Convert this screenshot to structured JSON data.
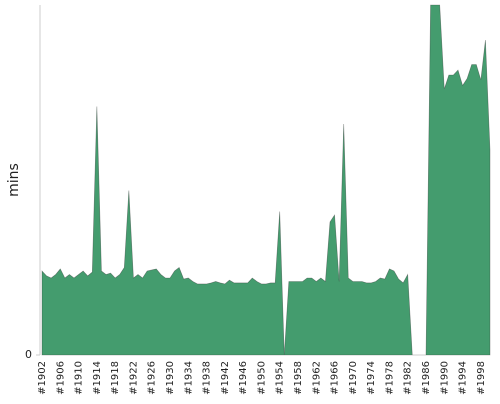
{
  "chart_data": {
    "type": "area",
    "y_label": "mins",
    "color": "#449c6e",
    "categories": [
      "#1902",
      null,
      null,
      null,
      "#1906",
      null,
      null,
      null,
      "#1910",
      null,
      null,
      null,
      "#1914",
      null,
      null,
      null,
      "#1918",
      null,
      null,
      null,
      "#1922",
      null,
      null,
      null,
      "#1926",
      null,
      null,
      null,
      "#1930",
      null,
      null,
      null,
      "#1934",
      null,
      null,
      null,
      "#1938",
      null,
      null,
      null,
      "#1942",
      null,
      null,
      null,
      "#1946",
      null,
      null,
      null,
      "#1950",
      null,
      null,
      null,
      "#1954",
      null,
      null,
      null,
      "#1958",
      null,
      null,
      null,
      "#1962",
      null,
      null,
      null,
      "#1966",
      null,
      null,
      null,
      "#1970",
      null,
      null,
      null,
      "#1974",
      null,
      null,
      null,
      "#1978",
      null,
      null,
      null,
      "#1982",
      null,
      null,
      null,
      "#1986",
      null,
      null,
      null,
      "#1990",
      null,
      null,
      null,
      "#1994",
      null,
      null,
      null,
      "#1998",
      null,
      null
    ],
    "values": [
      24,
      22.6,
      22,
      23,
      24.6,
      22,
      23,
      22,
      23,
      24,
      22.6,
      23.7,
      71,
      24,
      23,
      23.4,
      22,
      23,
      25,
      47,
      22,
      23,
      22,
      24,
      24.3,
      24.6,
      23,
      22,
      22,
      24,
      25,
      21.7,
      22,
      21,
      20.3,
      20.3,
      20.3,
      20.6,
      21,
      20.6,
      20.3,
      21.4,
      20.6,
      20.6,
      20.6,
      20.6,
      22,
      21,
      20.3,
      20.3,
      20.6,
      20.6,
      41,
      0,
      21,
      21,
      21,
      21,
      22,
      22,
      21,
      22,
      21,
      38,
      40,
      21,
      66,
      22,
      21,
      21,
      21,
      20.6,
      20.6,
      21,
      22,
      21.7,
      24.6,
      24,
      21.7,
      20.6,
      23,
      0,
      0,
      0,
      0,
      100,
      100,
      100,
      76,
      80,
      80,
      81.4,
      77,
      79,
      83,
      83,
      78.6,
      90,
      58.6
    ],
    "ylim": [
      0,
      100
    ],
    "yticks": [
      0
    ]
  }
}
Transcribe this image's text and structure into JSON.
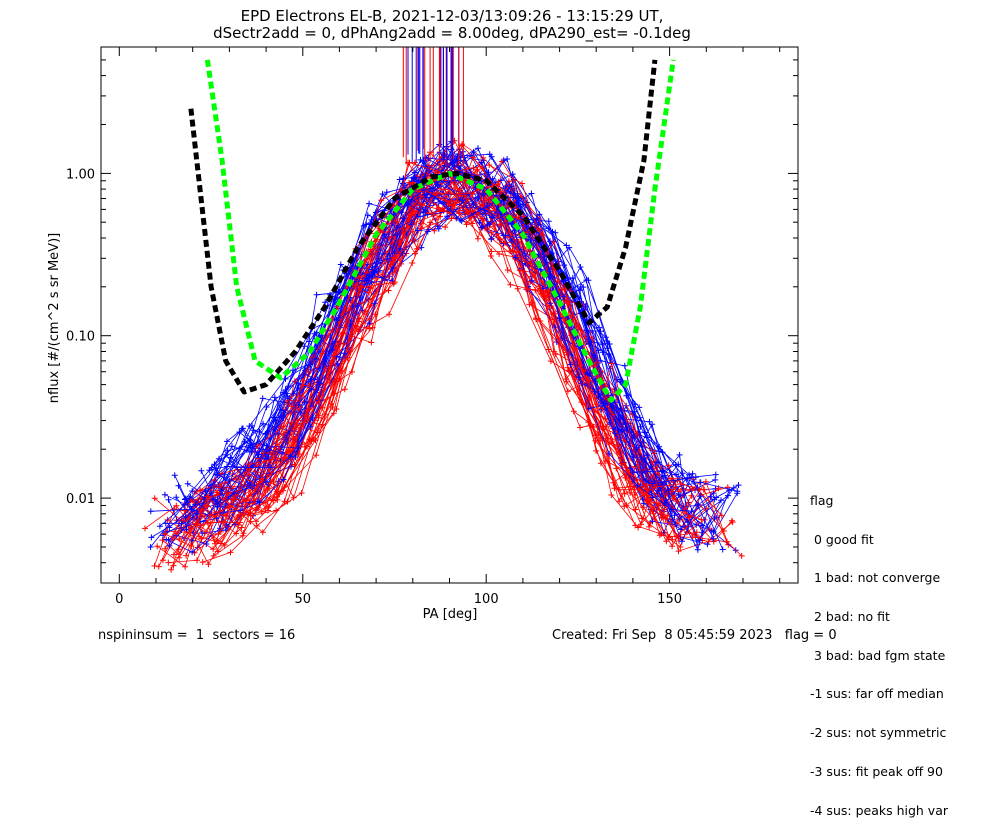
{
  "chart_data": {
    "type": "line",
    "title": "EPD Electrons EL-B, 2021-12-03/13:09:26 - 13:15:29 UT,",
    "subtitle": "dSectr2add = 0, dPhAng2add = 8.00deg, dPA290_est=  -0.1deg",
    "xlabel": "PA [deg]",
    "ylabel": "nflux [#/(cm^2 s sr MeV)]",
    "xlim": [
      -5,
      185
    ],
    "ylim": [
      0.003,
      6.0
    ],
    "yscale": "log",
    "xticks": [
      "0",
      "50",
      "100",
      "150"
    ],
    "yticks": [
      "0.01",
      "0.10",
      "1.00"
    ],
    "series": [
      {
        "color": "#ff0000",
        "x": [
          20,
          30,
          40,
          50,
          60,
          70,
          80,
          90,
          100,
          110,
          120,
          130,
          140,
          150,
          160
        ],
        "y": [
          0.006,
          0.008,
          0.012,
          0.025,
          0.08,
          0.25,
          0.6,
          0.95,
          0.75,
          0.4,
          0.15,
          0.04,
          0.015,
          0.009,
          0.007
        ]
      },
      {
        "color": "#0000ff",
        "x": [
          20,
          30,
          40,
          50,
          60,
          70,
          80,
          90,
          100,
          110,
          120,
          130,
          140,
          150,
          160
        ],
        "y": [
          0.008,
          0.012,
          0.02,
          0.045,
          0.13,
          0.35,
          0.7,
          0.95,
          0.8,
          0.45,
          0.2,
          0.06,
          0.02,
          0.01,
          0.008
        ]
      },
      {
        "color": "#00ff00",
        "style": "dashed",
        "x": [
          24,
          28,
          32,
          37,
          44,
          52,
          60,
          70,
          80,
          90,
          100,
          110,
          120,
          128,
          134,
          138,
          142,
          146,
          151
        ],
        "y": [
          5.0,
          1.2,
          0.2,
          0.07,
          0.055,
          0.08,
          0.16,
          0.42,
          0.8,
          1.0,
          0.8,
          0.42,
          0.16,
          0.07,
          0.04,
          0.05,
          0.15,
          0.8,
          5.0
        ]
      },
      {
        "color": "#000000",
        "style": "dashed",
        "x": [
          19.5,
          22,
          25,
          29,
          34,
          40,
          48,
          56,
          65,
          75,
          85,
          92,
          100,
          110,
          120,
          128,
          133,
          138,
          143,
          146
        ],
        "y": [
          2.5,
          0.8,
          0.2,
          0.07,
          0.045,
          0.05,
          0.08,
          0.15,
          0.35,
          0.7,
          0.95,
          1.0,
          0.9,
          0.55,
          0.25,
          0.12,
          0.15,
          0.35,
          1.2,
          5.0
        ]
      }
    ],
    "legend_position": "right, below plot"
  },
  "legend": {
    "title": "flag",
    "items": [
      " 0 good fit",
      " 1 bad: not converge",
      " 2 bad: no fit",
      " 3 bad: bad fgm state",
      "-1 sus: far off median",
      "-2 sus: not symmetric",
      "-3 sus: fit peak off 90",
      "-4 sus: peaks high var"
    ]
  },
  "footer": {
    "left": "nspininsum =  1  sectors = 16",
    "right": "Created: Fri Sep  8 05:45:59 2023   flag = 0"
  }
}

_TASK REQUIREMENTS:_ Show every line from the entries above in which the word "JSON" appears.

_OUTPUT:_
Convert this screenshot to structured JSON data.
Transcribe this image's text and structure into JSON.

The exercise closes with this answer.